──────── RECORDS FOR THE EXERCISE

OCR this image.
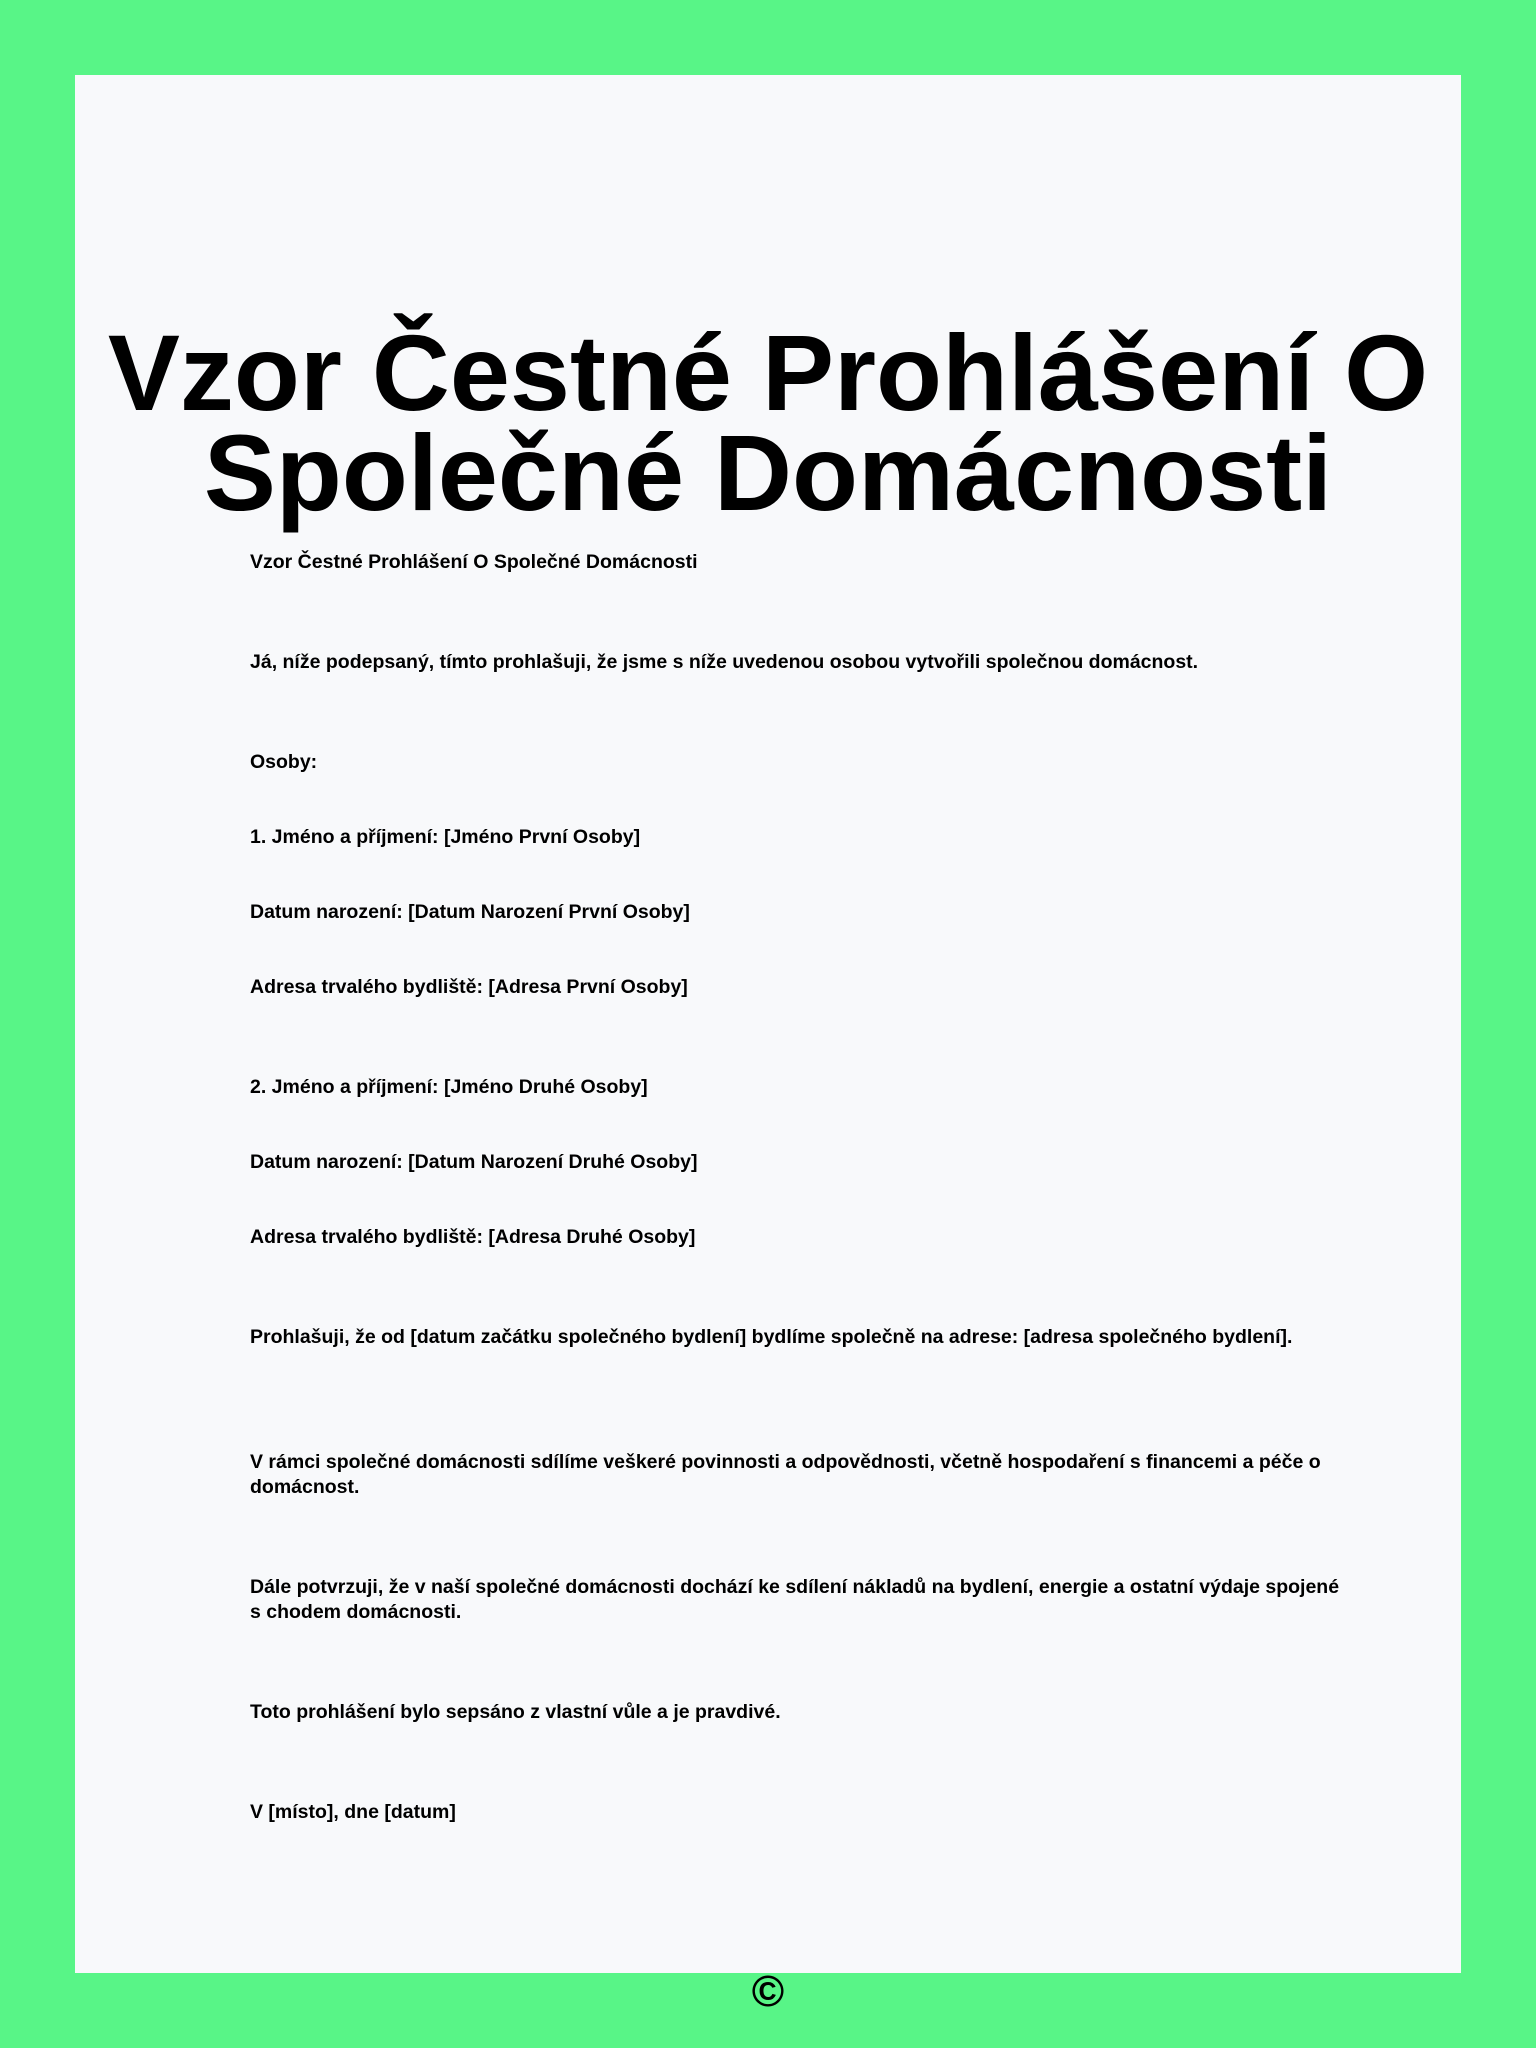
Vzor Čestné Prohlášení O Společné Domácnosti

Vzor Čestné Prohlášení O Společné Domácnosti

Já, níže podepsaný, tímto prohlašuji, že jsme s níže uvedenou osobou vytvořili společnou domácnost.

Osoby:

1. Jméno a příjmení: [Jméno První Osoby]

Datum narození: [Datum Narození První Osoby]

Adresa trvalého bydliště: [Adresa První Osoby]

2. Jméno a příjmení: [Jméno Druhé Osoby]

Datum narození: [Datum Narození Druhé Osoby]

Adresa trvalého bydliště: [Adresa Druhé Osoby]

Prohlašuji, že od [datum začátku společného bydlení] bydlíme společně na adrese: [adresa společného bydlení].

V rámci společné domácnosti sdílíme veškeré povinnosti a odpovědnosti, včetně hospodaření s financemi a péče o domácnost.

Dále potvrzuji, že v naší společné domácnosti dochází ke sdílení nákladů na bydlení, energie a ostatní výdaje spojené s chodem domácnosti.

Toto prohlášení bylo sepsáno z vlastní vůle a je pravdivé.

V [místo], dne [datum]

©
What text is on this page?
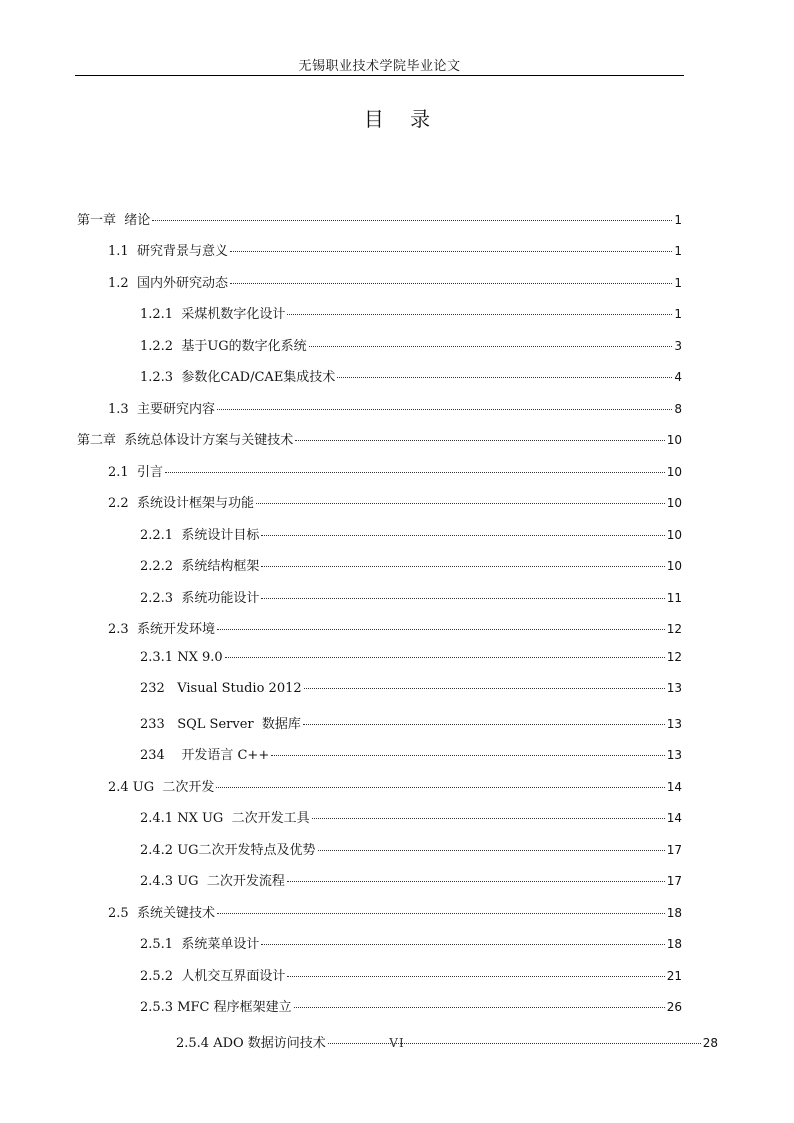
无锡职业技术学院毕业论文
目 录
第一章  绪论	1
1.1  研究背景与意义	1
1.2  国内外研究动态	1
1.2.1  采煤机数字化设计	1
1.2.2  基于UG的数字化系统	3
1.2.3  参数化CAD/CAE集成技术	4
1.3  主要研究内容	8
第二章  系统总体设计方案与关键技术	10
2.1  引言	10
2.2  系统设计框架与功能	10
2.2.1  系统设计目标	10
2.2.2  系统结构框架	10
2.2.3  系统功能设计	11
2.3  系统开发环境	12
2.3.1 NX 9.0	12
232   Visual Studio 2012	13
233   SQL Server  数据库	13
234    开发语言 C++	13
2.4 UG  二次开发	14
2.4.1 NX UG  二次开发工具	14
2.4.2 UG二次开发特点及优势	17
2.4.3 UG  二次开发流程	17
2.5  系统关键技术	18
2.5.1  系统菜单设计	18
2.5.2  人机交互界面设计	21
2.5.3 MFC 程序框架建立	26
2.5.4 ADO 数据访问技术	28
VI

────────────────

### TASK OBJECTIVE
Exactly how many lines of the material contain the word "bydliště"? Write the number alone.

### ANSWER BELOW
2